INPUT ROWS:
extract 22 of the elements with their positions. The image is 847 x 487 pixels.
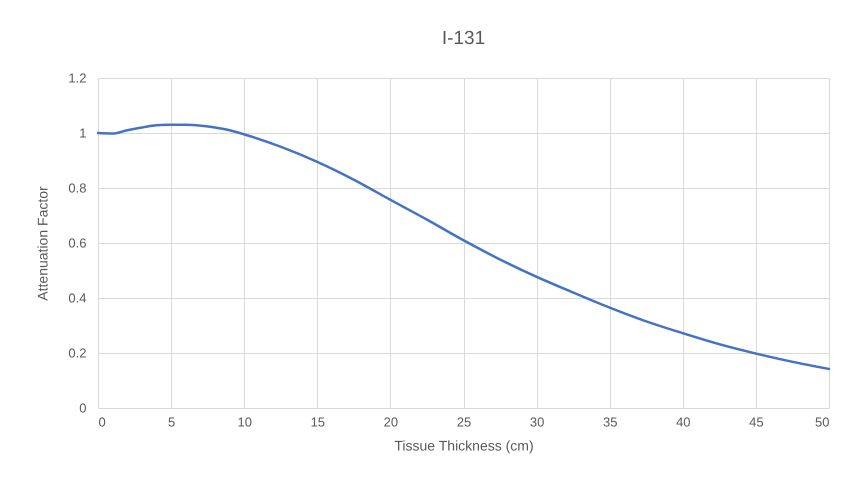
y-tick-label: 1 — [79, 126, 86, 140]
x-tick-label: 25 — [456, 414, 472, 430]
y-tick-label: 0.2 — [68, 346, 86, 360]
y-tick-label: 0.8 — [68, 180, 86, 196]
x-tick-label: 35 — [602, 414, 618, 430]
y-tick-label: 0 — [79, 400, 86, 416]
y-tick-label: 0.4 — [68, 290, 86, 306]
chart-title: I-131 — [442, 28, 486, 49]
x-tick-label: 40 — [676, 414, 691, 430]
x-tick-label: 5 — [168, 414, 176, 430]
x-tick-label: 15 — [310, 414, 326, 430]
x-tick-label: 45 — [749, 414, 764, 430]
y-axis-title: Attenuation Factor — [34, 186, 50, 301]
y-tick-label: 1.2 — [68, 70, 86, 86]
y-tick-label: 0.6 — [68, 236, 86, 250]
x-tick-label: 0 — [98, 414, 106, 430]
x-tick-label: 30 — [530, 414, 544, 430]
line-series — [96, 124, 830, 370]
x-axis-title: Tissue Thickness (cm) — [394, 438, 534, 454]
x-tick-label: 50 — [815, 414, 830, 430]
x-tick-label: 20 — [384, 414, 398, 430]
x-tick-label: 10 — [237, 414, 252, 430]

GOAL: Copy every line of the data above word for word, but leave out the picture.

ANSWER:
extract 22 of the elements with their positions. The image is 847 x 487 pixels.
y-tick-label: 1 — [79, 126, 86, 140]
x-tick-label: 25 — [456, 414, 472, 430]
y-tick-label: 0.2 — [68, 346, 86, 360]
y-tick-label: 0.8 — [68, 180, 86, 196]
x-tick-label: 35 — [602, 414, 618, 430]
y-tick-label: 0 — [79, 400, 86, 416]
y-tick-label: 0.4 — [68, 290, 86, 306]
chart-title: I-131 — [442, 28, 486, 49]
x-tick-label: 40 — [676, 414, 691, 430]
x-tick-label: 5 — [168, 414, 176, 430]
x-tick-label: 15 — [310, 414, 326, 430]
x-tick-label: 45 — [749, 414, 764, 430]
y-axis-title: Attenuation Factor — [34, 186, 50, 301]
y-tick-label: 1.2 — [68, 70, 86, 86]
y-tick-label: 0.6 — [68, 236, 86, 250]
x-tick-label: 0 — [98, 414, 106, 430]
x-tick-label: 30 — [530, 414, 544, 430]
line-series — [96, 124, 830, 370]
x-axis-title: Tissue Thickness (cm) — [394, 438, 534, 454]
x-tick-label: 50 — [815, 414, 830, 430]
x-tick-label: 20 — [384, 414, 398, 430]
x-tick-label: 10 — [237, 414, 252, 430]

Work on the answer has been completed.